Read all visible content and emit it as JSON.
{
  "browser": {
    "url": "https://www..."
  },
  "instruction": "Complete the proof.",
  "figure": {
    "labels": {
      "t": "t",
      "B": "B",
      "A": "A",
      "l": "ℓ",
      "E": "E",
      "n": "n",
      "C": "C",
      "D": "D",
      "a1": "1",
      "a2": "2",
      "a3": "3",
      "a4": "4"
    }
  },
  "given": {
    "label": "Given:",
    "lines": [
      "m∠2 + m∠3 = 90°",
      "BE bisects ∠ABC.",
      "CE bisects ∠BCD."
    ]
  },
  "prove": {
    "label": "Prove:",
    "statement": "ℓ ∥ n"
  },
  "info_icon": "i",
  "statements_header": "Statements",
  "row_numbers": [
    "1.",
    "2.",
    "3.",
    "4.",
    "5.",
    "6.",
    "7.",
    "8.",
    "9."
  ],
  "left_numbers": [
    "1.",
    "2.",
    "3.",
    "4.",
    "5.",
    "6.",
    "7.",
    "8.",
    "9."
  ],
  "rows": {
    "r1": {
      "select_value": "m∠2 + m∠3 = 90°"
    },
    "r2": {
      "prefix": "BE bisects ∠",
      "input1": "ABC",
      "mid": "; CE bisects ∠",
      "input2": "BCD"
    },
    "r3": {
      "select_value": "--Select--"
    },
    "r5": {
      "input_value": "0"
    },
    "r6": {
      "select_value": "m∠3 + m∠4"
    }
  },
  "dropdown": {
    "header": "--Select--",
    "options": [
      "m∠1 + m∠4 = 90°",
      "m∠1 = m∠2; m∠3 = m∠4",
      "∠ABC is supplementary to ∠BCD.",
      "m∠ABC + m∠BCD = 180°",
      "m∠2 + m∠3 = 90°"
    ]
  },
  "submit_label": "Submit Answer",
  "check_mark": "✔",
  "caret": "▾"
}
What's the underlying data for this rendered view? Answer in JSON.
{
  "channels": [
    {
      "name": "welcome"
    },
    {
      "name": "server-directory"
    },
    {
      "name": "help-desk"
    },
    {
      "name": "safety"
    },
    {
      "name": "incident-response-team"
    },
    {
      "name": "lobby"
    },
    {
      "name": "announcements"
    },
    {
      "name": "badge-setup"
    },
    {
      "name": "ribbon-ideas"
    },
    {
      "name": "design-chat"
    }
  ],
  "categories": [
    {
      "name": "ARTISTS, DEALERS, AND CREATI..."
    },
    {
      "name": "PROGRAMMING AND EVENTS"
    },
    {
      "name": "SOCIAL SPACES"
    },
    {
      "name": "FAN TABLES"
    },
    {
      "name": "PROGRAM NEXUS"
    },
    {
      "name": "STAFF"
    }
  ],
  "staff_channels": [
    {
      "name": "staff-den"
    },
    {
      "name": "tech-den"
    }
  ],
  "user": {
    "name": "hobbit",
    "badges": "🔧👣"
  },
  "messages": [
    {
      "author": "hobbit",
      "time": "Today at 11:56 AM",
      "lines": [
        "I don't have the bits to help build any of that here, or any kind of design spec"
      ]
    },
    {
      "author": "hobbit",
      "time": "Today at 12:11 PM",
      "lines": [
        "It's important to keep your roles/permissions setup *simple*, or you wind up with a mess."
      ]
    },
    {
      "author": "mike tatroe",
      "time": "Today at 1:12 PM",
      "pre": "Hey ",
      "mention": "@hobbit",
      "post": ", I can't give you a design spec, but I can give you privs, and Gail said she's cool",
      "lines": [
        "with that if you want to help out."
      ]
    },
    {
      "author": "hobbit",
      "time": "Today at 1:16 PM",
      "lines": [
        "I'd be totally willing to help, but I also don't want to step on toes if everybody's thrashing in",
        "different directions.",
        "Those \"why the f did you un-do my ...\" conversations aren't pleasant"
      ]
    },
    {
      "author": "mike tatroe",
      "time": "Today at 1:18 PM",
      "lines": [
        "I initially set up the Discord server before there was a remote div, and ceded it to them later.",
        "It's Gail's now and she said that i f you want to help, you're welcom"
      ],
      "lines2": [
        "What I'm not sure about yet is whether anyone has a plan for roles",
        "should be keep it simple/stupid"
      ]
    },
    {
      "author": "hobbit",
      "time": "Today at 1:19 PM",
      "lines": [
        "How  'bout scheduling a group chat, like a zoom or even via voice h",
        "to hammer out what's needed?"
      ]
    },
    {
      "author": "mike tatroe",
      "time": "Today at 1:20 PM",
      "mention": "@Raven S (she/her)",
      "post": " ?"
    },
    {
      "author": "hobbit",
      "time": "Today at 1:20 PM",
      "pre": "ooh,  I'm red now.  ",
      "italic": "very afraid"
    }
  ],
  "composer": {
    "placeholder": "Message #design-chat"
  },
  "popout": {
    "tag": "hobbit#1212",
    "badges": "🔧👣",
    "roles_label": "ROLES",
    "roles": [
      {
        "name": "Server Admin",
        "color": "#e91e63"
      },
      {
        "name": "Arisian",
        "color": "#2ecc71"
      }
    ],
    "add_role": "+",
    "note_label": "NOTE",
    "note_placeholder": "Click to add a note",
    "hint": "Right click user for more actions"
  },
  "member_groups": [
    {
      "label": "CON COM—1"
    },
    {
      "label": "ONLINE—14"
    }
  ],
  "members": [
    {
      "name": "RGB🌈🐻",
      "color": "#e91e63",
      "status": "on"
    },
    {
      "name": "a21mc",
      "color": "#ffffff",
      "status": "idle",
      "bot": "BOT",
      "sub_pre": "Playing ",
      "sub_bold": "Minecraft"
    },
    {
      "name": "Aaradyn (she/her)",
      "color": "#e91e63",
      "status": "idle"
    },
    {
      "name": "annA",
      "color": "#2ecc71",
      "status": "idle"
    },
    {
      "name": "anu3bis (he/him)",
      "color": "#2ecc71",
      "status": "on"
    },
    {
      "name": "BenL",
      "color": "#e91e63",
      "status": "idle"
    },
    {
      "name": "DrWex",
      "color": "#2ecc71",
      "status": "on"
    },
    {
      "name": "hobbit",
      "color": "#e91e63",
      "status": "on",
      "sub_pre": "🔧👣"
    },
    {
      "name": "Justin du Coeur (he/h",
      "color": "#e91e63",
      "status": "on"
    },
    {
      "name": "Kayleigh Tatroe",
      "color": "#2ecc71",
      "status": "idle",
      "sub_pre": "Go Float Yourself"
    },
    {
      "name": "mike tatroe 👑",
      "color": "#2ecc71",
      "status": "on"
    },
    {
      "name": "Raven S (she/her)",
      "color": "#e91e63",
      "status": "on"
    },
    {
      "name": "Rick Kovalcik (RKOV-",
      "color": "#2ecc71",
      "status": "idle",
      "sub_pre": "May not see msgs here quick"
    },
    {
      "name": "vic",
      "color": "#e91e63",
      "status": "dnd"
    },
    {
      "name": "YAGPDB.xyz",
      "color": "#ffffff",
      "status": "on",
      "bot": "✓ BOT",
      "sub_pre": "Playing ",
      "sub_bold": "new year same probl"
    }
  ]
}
_ _ _ _
Work to do: Copy out each line in the preceding records that contains "time".

Problem solution:
      "time": "Today at 11:56 AM",
      "time": "Today at 12:11 PM",
      "time": "Today at 1:12 PM",
      "time": "Today at 1:16 PM",
      "time": "Today at 1:18 PM",
      "time": "Today at 1:19 PM",
      "time": "Today at 1:20 PM",
      "time": "Today at 1:20 PM",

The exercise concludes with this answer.